> **TASK DIRECTIONS**
Your task is to extract every entry that follows word for word while excluding the pictures.

• • • •

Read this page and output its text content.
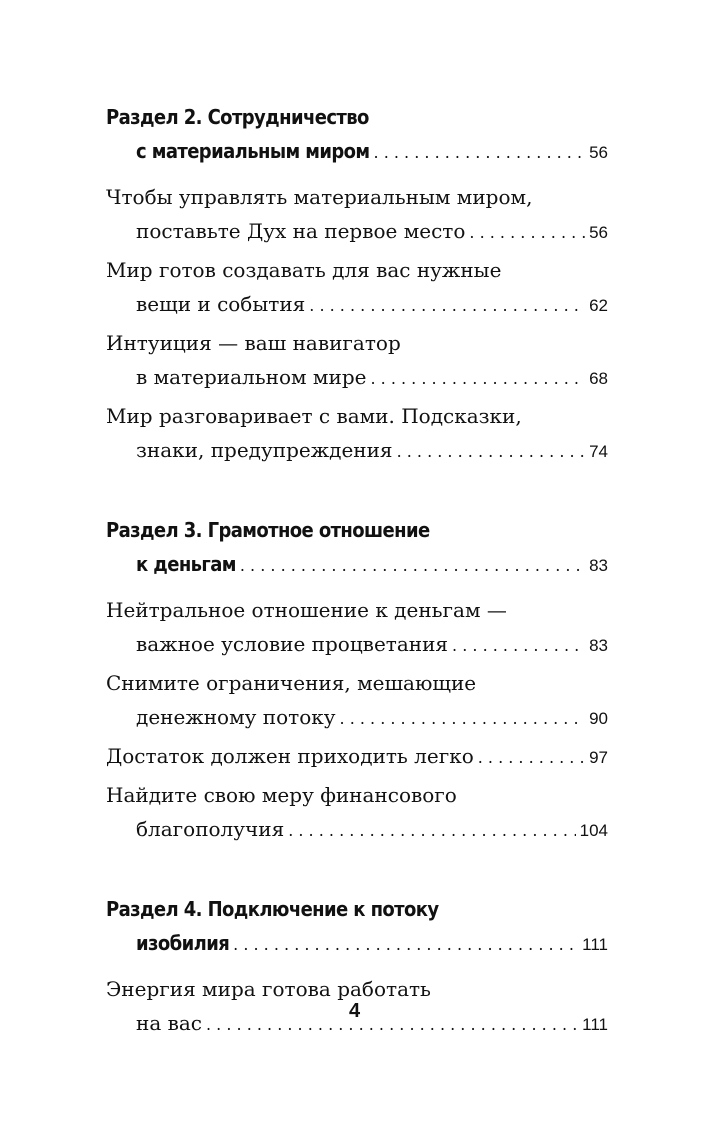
Раздел 2. Сотрудничество
с материальным миром . . .	56
Чтобы управлять материальным миром,
поставьте Дух на первое место . . .	56
Мир готов создавать для вас нужные
вещи и события . . .	62
Интуиция — ваш навигатор
в материальном мире . . .	68
Мир разговаривает с вами. Подсказки,
знаки, предупреждения . . .	74
Раздел 3. Грамотное отношение
к деньгам . . .	83
Нейтральное отношение к деньгам —
важное условие процветания . . .	83
Снимите ограничения, мешающие
денежному потоку . . .	90
Достаток должен приходить легко . . .	97
Найдите свою меру финансового
благополучия . . .	104
Раздел 4. Подключение к потоку
изобилия . . .	111
Энергия мира готова работать
на вас . . .	111
4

• • • •

> **FINAL ANSWER**
Read this page and output its text content.
Раздел 2. Сотрудничество
с материальным миром . . .	56
Чтобы управлять материальным миром,
поставьте Дух на первое место . . .	56
Мир готов создавать для вас нужные
вещи и события . . .	62
Интуиция — ваш навигатор
в материальном мире . . .	68
Мир разговаривает с вами. Подсказки,
знаки, предупреждения . . .	74
Раздел 3. Грамотное отношение
к деньгам . . .	83
Нейтральное отношение к деньгам —
важное условие процветания . . .	83
Снимите ограничения, мешающие
денежному потоку . . .	90
Достаток должен приходить легко . . .	97
Найдите свою меру финансового
благополучия . . .	104
Раздел 4. Подключение к потоку
изобилия . . .	111
Энергия мира готова работать
на вас . . .	111
4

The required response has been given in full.